## STATED EXERCISE
Leave out the pictures and transcribe everything else exactly.

## MATERIAL FOR THIS TASK
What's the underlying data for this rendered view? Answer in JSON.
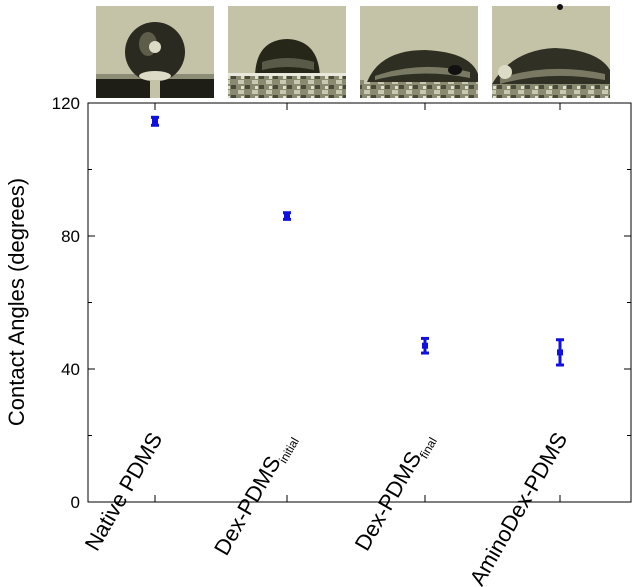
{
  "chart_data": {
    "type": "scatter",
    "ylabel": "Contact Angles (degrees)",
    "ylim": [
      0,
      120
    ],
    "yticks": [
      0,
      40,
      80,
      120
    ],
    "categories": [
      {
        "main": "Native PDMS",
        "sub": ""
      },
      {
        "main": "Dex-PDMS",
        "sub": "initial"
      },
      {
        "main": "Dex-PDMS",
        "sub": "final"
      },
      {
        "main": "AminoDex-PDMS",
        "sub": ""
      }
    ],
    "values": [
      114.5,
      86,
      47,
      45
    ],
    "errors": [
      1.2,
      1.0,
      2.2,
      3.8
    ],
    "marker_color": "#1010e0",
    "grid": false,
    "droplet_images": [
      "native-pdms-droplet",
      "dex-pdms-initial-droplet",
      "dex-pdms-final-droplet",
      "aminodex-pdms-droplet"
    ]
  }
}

## CORRECT OUTPUT
What's the underlying data for this rendered view? Answer in JSON.
{
  "chart_data": {
    "type": "scatter",
    "ylabel": "Contact Angles (degrees)",
    "ylim": [
      0,
      120
    ],
    "yticks": [
      0,
      40,
      80,
      120
    ],
    "categories": [
      {
        "main": "Native PDMS",
        "sub": ""
      },
      {
        "main": "Dex-PDMS",
        "sub": "initial"
      },
      {
        "main": "Dex-PDMS",
        "sub": "final"
      },
      {
        "main": "AminoDex-PDMS",
        "sub": ""
      }
    ],
    "values": [
      114.5,
      86,
      47,
      45
    ],
    "errors": [
      1.2,
      1.0,
      2.2,
      3.8
    ],
    "marker_color": "#1010e0",
    "grid": false,
    "droplet_images": [
      "native-pdms-droplet",
      "dex-pdms-initial-droplet",
      "dex-pdms-final-droplet",
      "aminodex-pdms-droplet"
    ]
  }
}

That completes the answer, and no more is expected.